What is expected: Gather every line below where "this" appears.

Record extracts:

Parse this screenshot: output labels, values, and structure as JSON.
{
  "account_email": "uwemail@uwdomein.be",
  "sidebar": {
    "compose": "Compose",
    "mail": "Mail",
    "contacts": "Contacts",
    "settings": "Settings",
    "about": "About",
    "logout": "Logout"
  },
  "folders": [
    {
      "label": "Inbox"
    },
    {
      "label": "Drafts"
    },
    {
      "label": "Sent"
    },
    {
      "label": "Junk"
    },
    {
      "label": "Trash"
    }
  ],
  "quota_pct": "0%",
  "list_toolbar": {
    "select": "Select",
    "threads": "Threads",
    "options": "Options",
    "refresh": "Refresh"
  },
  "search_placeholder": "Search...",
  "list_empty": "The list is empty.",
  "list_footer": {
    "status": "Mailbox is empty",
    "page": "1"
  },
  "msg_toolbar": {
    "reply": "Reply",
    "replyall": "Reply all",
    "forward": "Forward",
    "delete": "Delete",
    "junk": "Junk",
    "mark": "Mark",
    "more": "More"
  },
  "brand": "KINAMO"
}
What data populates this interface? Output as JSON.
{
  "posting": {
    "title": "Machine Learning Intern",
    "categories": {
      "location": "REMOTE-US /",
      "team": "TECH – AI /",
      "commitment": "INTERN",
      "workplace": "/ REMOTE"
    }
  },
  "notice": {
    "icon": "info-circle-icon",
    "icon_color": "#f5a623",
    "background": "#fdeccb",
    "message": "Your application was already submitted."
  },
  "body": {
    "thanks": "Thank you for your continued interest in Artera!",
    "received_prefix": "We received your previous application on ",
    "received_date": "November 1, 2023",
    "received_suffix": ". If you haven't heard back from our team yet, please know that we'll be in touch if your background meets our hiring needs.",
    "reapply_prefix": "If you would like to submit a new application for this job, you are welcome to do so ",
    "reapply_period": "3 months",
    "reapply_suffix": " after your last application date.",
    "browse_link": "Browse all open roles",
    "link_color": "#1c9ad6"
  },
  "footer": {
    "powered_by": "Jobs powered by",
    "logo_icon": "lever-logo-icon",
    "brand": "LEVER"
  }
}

Exercise response:
Parse this screenshot: output labels, values, and structure as JSON.
What data populates this interface? Output as JSON.
    "reapply_prefix": "If you would like to submit a new application for this job, you are welcome to do so ",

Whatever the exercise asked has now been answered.